### Problem set
**1)** From the ball-measuring passage, extract the words between "DETAILED DESCRIPTION OF" and "a timer 20.", inclusive.
**2)** Decide whether each statement agrees with the ball-measuring passage. Answer yes or no for each, and quote the words of the passage that decide it: (a) Fig. 5 is a top view of the monitor of Fig. 4. (b) The indoor testing area contains three measuring devices. (c) Fig. 6 shows the monitor of Fig. 4 during a ball launch.
**3)** Give what follows in the passage on the system for measuring a ball's aerodynamic properties, continuing after its last sentence.

### Document passage
------------------------------------
In one embodiment, each measuring device includes a tower for supporting a monitor where the tower allows the monitor to be moved vertically.

BRIEF DESCRIPTION OF THE DRAWINGS Fig. 1 is a schematic plan view representing a system for measuring aerodynamic properties of a ball; Fig. 2 is a side view of a golf ball launching device for use in the system of Fig. 1; Fig. 3 is a perspective view of a measuring device for use in the system of Fig. 1; Fig. 3A is an enlarged view of a monitor shown within the circle 3A-3A of Fig. 3; Fig. 4 is a perspective view of another embodiment of a monitor for use with the measuring device of Fig. 3; Fig. 5 is a top view of the monitor of Fig. 4; Fig. 6 is a side elevational view of the monitor of Fig. 4 during calibration; Fig. 7 is an elevational view of a light receiving and sensory grid panel located within the monitor of Fig. 4; Fig. 8 is a perspective view of a three-dimensional rectilinear field-of-view showing the golf ball at two different angular orientations; Fig. 9 is a flow chart describing the method of determining the spin decay rate according to the present invention; and Fig. 10 is a schematic plan view representing another embodiment of a system for measuring aerodynamic properties of the ball.

DETAILED DESCRIPTION OF THE PREFERRED EMBODIMENTS Fig. 1 illustrates a schematic plan view of a system for testing of the present invention. The system includes an indoor testing area 10, which contains a ball launching device 12, two measuring devices 14 and 16 with monitors, and a timer 20.
------------------------------------
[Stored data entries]
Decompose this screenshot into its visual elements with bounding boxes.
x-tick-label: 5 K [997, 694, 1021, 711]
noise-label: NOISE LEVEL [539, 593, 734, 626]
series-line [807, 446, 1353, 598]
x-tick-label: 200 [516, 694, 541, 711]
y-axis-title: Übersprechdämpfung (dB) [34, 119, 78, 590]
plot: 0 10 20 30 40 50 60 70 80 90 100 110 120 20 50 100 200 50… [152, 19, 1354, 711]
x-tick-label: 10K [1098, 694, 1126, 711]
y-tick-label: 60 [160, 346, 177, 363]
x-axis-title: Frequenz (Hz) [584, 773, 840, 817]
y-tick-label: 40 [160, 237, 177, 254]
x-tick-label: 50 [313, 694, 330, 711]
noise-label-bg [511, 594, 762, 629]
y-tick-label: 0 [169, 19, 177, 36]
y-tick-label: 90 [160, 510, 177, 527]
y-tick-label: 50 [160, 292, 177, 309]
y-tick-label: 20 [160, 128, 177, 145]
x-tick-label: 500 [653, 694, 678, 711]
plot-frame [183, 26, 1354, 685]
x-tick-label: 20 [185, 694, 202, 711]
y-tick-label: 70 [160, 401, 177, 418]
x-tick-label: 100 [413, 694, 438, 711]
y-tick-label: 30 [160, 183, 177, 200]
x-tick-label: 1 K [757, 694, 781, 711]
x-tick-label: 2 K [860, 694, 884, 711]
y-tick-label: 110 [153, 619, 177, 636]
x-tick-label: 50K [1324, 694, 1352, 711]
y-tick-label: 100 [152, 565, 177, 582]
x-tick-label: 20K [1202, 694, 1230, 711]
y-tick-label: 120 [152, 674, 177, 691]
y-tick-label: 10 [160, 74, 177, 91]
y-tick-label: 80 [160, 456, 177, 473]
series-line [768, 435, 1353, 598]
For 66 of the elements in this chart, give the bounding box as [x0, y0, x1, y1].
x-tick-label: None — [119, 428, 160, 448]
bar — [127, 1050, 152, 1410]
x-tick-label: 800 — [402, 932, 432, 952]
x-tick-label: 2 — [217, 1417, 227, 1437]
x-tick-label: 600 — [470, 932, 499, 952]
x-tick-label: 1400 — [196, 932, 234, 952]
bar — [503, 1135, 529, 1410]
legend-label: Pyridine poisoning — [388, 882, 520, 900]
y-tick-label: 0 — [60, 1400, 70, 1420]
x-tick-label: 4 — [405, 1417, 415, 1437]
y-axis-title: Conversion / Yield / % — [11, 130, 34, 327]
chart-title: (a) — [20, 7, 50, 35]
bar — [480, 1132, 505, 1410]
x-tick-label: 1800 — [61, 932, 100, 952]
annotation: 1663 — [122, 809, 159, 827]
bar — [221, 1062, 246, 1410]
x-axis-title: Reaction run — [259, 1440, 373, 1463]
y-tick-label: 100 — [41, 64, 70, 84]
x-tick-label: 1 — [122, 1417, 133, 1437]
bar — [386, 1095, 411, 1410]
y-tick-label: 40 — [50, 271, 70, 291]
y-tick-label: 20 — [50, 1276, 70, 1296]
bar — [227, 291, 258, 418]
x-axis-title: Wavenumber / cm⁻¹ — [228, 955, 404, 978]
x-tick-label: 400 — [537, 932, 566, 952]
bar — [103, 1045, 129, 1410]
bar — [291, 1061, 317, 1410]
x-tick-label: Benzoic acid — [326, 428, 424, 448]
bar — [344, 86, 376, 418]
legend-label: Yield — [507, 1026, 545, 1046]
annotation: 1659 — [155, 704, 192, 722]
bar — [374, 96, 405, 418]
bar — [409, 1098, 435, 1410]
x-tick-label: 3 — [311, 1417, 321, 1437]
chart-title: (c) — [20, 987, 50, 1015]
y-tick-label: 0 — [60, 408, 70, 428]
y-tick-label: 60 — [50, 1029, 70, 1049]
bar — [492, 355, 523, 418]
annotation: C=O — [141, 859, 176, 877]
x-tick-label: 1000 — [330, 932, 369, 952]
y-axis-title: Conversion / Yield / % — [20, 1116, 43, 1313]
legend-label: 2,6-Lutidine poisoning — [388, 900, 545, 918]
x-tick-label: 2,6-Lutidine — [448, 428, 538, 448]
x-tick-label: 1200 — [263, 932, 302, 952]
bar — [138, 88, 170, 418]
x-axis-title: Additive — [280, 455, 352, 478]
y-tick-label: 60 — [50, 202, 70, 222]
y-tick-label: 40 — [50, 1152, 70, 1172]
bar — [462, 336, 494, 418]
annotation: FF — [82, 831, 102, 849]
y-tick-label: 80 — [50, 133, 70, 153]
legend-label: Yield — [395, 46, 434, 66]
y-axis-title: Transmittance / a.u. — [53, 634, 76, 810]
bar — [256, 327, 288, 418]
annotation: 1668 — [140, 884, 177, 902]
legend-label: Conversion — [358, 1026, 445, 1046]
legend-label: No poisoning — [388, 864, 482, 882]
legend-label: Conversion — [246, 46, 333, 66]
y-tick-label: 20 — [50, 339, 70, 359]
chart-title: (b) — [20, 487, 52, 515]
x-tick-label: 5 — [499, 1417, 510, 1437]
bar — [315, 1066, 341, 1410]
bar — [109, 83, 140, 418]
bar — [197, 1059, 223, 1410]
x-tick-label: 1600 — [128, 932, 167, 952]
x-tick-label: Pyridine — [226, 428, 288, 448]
------------------------------------
### Answer section
**1)**
DETAILED DESCRIPTION OF THE PREFERRED EMBODIMENTS Fig. 1 illustrates a schematic plan view of a system for testing of the present invention. The system includes an indoor testing area 10, which contains a ball launching device 12, two measuring devices 14 and 16 with monitors, and a timer 20.

**2)**
(a) Yes: "Fig. 5 is a top view of the monitor of Fig. 4".
(b) No: "two measuring devices 14 and 16 with monitors".
(c) No: "Fig. 6 is a side elevational view of the monitor of Fig. 4 during calibration".

**3)**
The indoor testing area 10 is an indoor space that has a length L, a width W and a height H (as shown in Fig. 3). The length L is preferably less than about 100 feet and more preferably about 60 feet. The width W is preferably less than 20 feet and more preferably about 10 feet. The height H is preferably less than 20 feet and more preferably about 10 feet. This size of the testing area is exemplary and can be modified by one of ordinary skill in the art. This allows the system to be used in numerous existing commercial buildings.

The testing area should be enclosed within conventional protective netting for safety reasons.

The ball launching device 12 is set-up at one end of the testing area 10. The launching device 12 is capable of independently controlling the initial velocity, spin rate, and direction of a golf ball 22 that it launches along a ball flight path 24 (shown in phantom). The preferred launching device is commercially available under the name the Ultra Ball Launcher, which is manufactured by Wilsont Sporting Goods Co. Other conventional launching devices can be used, such as a True Temper Driving Machine, which strikes balls with a golf club.

Referring to Fig. 2, the preferred launching device 12 includes a base 26 supported by pneumatic tires 28, when the device is mobile. When the device is stationary, it is supported by leveling jacks 30. The leveling jacks 30 are telescoping members, which are manually adjustable to change the height of the base. The base 26 supports a vertically extending frame 32.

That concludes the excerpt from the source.